_EXERCISE:_ Review the lines that follow and copy each one that contains the word "price".

Stored data

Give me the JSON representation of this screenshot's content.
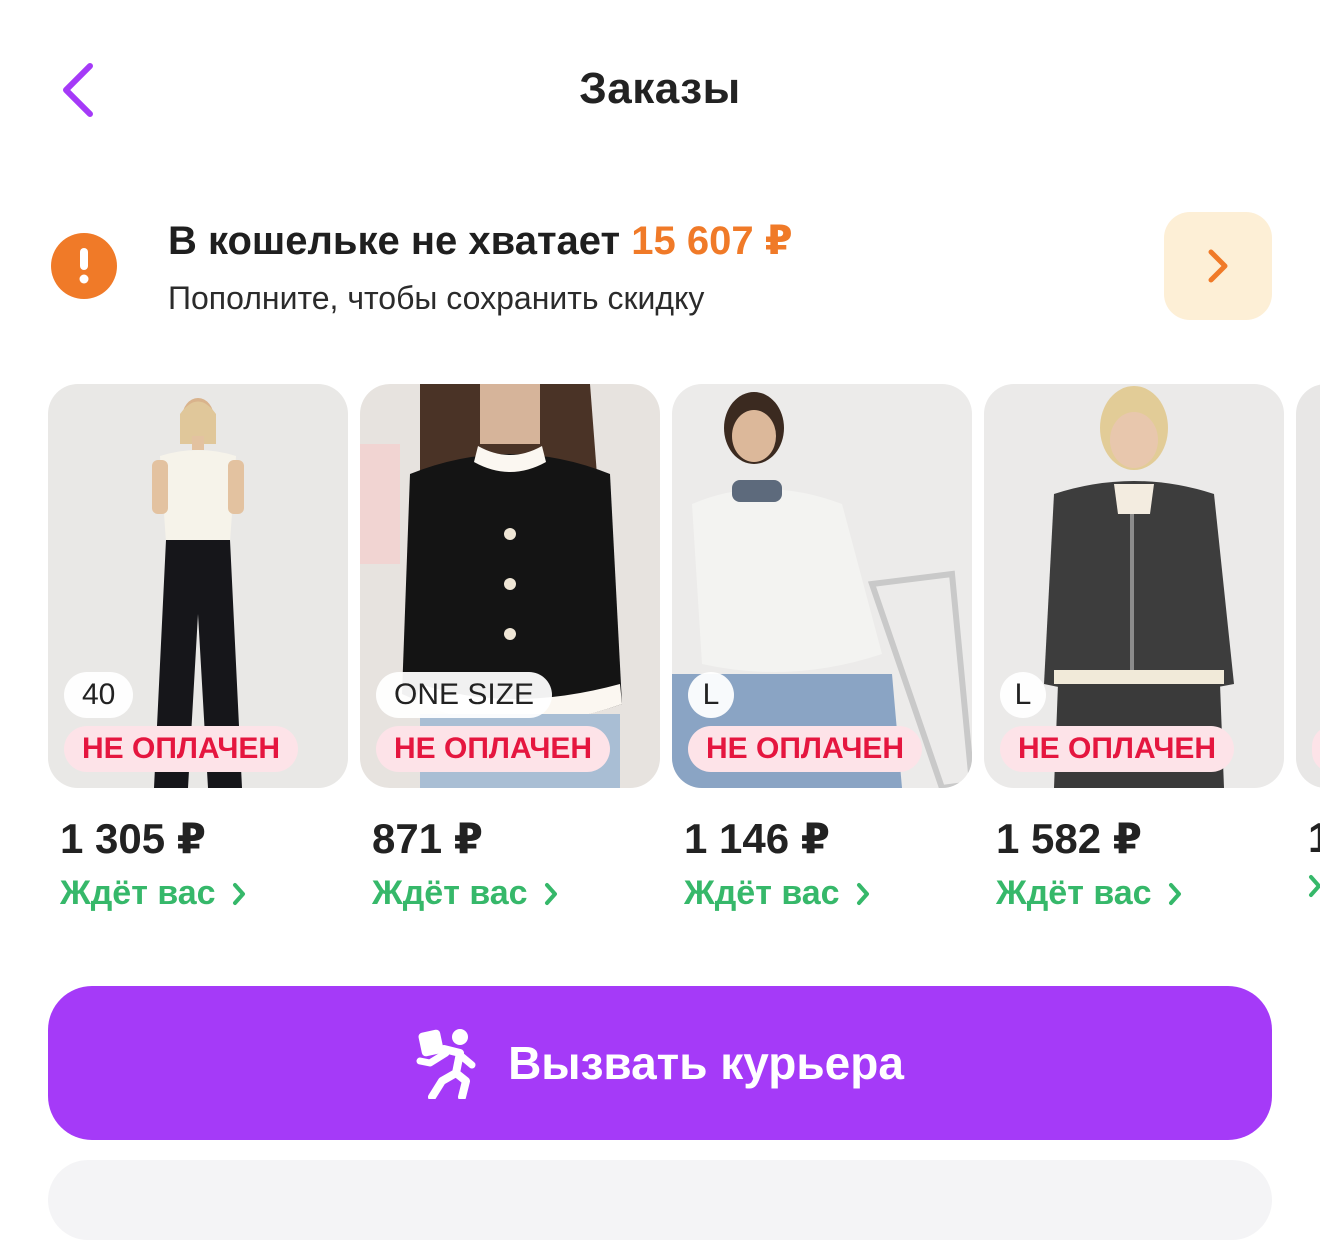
{
  "header": {
    "title": "Заказы",
    "back_icon": "chevron-left-icon",
    "accent_color": "#a53af8"
  },
  "wallet": {
    "title_prefix": "В кошельке не хватает ",
    "amount": "15 607 ₽",
    "subtitle": "Пополните, чтобы сохранить скидку",
    "alert_icon": "exclamation-icon",
    "amount_color": "#f07a28"
  },
  "orders": [
    {
      "size": "40",
      "status": "НЕ ОПЛАЧЕН",
      "price": "1 305 ₽",
      "state": "Ждёт вас"
    },
    {
      "size": "ONE SIZE",
      "status": "НЕ ОПЛАЧЕН",
      "price": "871 ₽",
      "state": "Ждёт вас"
    },
    {
      "size": "L",
      "status": "НЕ ОПЛАЧЕН",
      "price": "1 146 ₽",
      "state": "Ждёт вас"
    },
    {
      "size": "L",
      "status": "НЕ ОПЛАЧЕН",
      "price": "1 582 ₽",
      "state": "Ждёт вас"
    }
  ],
  "courier_button": {
    "label": "Вызвать курьера",
    "icon": "running-courier-icon",
    "color": "#a53af8"
  },
  "status_colors": {
    "unpaid_text": "#e5163f",
    "unpaid_bg": "#fde3e8",
    "waiting": "#36b86a"
  }
}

_THE COMPLETED TASK:_
      "price": "1 305 ₽",
      "price": "871 ₽",
      "price": "1 146 ₽",
      "price": "1 582 ₽",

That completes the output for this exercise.